→ **Stated task**
The records below are to be quoted in full; please keep every word exact.

--- START The input ---

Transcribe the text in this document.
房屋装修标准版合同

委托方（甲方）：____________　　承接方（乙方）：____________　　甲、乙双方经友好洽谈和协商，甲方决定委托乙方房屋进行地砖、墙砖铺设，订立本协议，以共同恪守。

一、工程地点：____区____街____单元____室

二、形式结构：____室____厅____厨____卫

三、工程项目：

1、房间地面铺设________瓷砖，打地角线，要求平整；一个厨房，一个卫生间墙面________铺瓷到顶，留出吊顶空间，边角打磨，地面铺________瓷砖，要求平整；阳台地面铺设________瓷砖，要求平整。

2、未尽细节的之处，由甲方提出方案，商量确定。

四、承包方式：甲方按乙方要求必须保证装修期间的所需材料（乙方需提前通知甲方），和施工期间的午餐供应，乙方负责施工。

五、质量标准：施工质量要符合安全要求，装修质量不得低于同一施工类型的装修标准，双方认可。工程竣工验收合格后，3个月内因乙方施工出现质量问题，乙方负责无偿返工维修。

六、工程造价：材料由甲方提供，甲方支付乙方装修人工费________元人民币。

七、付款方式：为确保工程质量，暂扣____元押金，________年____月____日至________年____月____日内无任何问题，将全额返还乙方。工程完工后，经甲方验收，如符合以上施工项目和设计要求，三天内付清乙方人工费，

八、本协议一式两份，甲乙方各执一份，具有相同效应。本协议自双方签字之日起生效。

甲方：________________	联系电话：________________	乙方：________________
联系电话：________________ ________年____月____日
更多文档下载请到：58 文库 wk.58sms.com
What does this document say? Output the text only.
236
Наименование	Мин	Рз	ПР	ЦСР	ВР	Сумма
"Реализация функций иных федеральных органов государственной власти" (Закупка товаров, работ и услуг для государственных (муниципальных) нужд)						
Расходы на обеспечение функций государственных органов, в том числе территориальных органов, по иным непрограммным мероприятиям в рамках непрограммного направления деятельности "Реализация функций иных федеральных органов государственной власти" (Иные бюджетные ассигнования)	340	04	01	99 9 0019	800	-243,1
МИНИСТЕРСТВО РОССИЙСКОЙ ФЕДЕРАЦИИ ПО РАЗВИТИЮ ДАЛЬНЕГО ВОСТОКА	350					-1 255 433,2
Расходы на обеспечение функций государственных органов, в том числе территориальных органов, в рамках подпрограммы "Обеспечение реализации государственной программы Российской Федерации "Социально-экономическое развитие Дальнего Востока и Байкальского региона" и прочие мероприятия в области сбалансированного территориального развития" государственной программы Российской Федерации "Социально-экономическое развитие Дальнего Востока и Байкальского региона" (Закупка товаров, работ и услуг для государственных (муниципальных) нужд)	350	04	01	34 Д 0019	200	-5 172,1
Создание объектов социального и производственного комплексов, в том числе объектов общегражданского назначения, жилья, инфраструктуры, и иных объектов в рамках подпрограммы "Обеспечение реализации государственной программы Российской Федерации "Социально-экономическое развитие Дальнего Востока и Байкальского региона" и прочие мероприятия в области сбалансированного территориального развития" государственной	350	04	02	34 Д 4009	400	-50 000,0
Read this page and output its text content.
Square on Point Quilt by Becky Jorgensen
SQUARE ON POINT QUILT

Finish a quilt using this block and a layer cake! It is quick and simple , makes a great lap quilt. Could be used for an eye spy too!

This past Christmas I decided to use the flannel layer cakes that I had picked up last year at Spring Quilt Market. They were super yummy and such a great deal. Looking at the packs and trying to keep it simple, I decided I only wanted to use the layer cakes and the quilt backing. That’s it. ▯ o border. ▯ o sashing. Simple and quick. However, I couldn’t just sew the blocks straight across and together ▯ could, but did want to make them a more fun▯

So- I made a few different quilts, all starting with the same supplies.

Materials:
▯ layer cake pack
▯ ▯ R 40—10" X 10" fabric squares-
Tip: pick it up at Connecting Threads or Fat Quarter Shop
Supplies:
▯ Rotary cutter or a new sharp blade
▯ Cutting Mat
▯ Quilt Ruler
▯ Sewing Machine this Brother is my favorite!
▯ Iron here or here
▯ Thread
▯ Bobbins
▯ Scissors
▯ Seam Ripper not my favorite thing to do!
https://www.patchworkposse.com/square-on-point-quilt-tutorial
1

--- END The input ---

→ **Written response**
Transcribe the text in this document.
房屋装修标准版合同

委托方（甲方）：____________　　承接方（乙方）：____________　　甲、乙双方经友好洽谈和协商，甲方决定委托乙方房屋进行地砖、墙砖铺设，订立本协议，以共同恪守。

一、工程地点：____区____街____单元____室

二、形式结构：____室____厅____厨____卫

三、工程项目：

1、房间地面铺设________瓷砖，打地角线，要求平整；一个厨房，一个卫生间墙面________铺瓷到顶，留出吊顶空间，边角打磨，地面铺________瓷砖，要求平整；阳台地面铺设________瓷砖，要求平整。

2、未尽细节的之处，由甲方提出方案，商量确定。

四、承包方式：甲方按乙方要求必须保证装修期间的所需材料（乙方需提前通知甲方），和施工期间的午餐供应，乙方负责施工。

五、质量标准：施工质量要符合安全要求，装修质量不得低于同一施工类型的装修标准，双方认可。工程竣工验收合格后，3个月内因乙方施工出现质量问题，乙方负责无偿返工维修。

六、工程造价：材料由甲方提供，甲方支付乙方装修人工费________元人民币。

七、付款方式：为确保工程质量，暂扣____元押金，________年____月____日至________年____月____日内无任何问题，将全额返还乙方。工程完工后，经甲方验收，如符合以上施工项目和设计要求，三天内付清乙方人工费，

八、本协议一式两份，甲乙方各执一份，具有相同效应。本协议自双方签字之日起生效。

甲方：________________	联系电话：________________	乙方：________________
联系电话：________________ ________年____月____日
更多文档下载请到：58 文库 wk.58sms.com
What does this document say? Output the text only.
236
Наименование	Мин	Рз	ПР	ЦСР	ВР	Сумма
"Реализация функций иных федеральных органов государственной власти" (Закупка товаров, работ и услуг для государственных (муниципальных) нужд)						
Расходы на обеспечение функций государственных органов, в том числе территориальных органов, по иным непрограммным мероприятиям в рамках непрограммного направления деятельности "Реализация функций иных федеральных органов государственной власти" (Иные бюджетные ассигнования)	340	04	01	99 9 0019	800	-243,1
МИНИСТЕРСТВО РОССИЙСКОЙ ФЕДЕРАЦИИ ПО РАЗВИТИЮ ДАЛЬНЕГО ВОСТОКА	350					-1 255 433,2
Расходы на обеспечение функций государственных органов, в том числе территориальных органов, в рамках подпрограммы "Обеспечение реализации государственной программы Российской Федерации "Социально-экономическое развитие Дальнего Востока и Байкальского региона" и прочие мероприятия в области сбалансированного территориального развития" государственной программы Российской Федерации "Социально-экономическое развитие Дальнего Востока и Байкальского региона" (Закупка товаров, работ и услуг для государственных (муниципальных) нужд)	350	04	01	34 Д 0019	200	-5 172,1
Создание объектов социального и производственного комплексов, в том числе объектов общегражданского назначения, жилья, инфраструктуры, и иных объектов в рамках подпрограммы "Обеспечение реализации государственной программы Российской Федерации "Социально-экономическое развитие Дальнего Востока и Байкальского региона" и прочие мероприятия в области сбалансированного территориального развития" государственной	350	04	02	34 Д 4009	400	-50 000,0
Read this page and output its text content.
Square on Point Quilt by Becky Jorgensen
SQUARE ON POINT QUILT

Finish a quilt using this block and a layer cake! It is quick and simple , makes a great lap quilt. Could be used for an eye spy too!

This past Christmas I decided to use the flannel layer cakes that I had picked up last year at Spring Quilt Market. They were super yummy and such a great deal. Looking at the packs and trying to keep it simple, I decided I only wanted to use the layer cakes and the quilt backing. That’s it. ▯ o border. ▯ o sashing. Simple and quick. However, I couldn’t just sew the blocks straight across and together ▯ could, but did want to make them a more fun▯

So- I made a few different quilts, all starting with the same supplies.

Materials:
▯ layer cake pack
▯ ▯ R 40—10" X 10" fabric squares-
Tip: pick it up at Connecting Threads or Fat Quarter Shop
Supplies:
▯ Rotary cutter or a new sharp blade
▯ Cutting Mat
▯ Quilt Ruler
▯ Sewing Machine this Brother is my favorite!
▯ Iron here or here
▯ Thread
▯ Bobbins
▯ Scissors
▯ Seam Ripper not my favorite thing to do!
https://www.patchworkposse.com/square-on-point-quilt-tutorial
1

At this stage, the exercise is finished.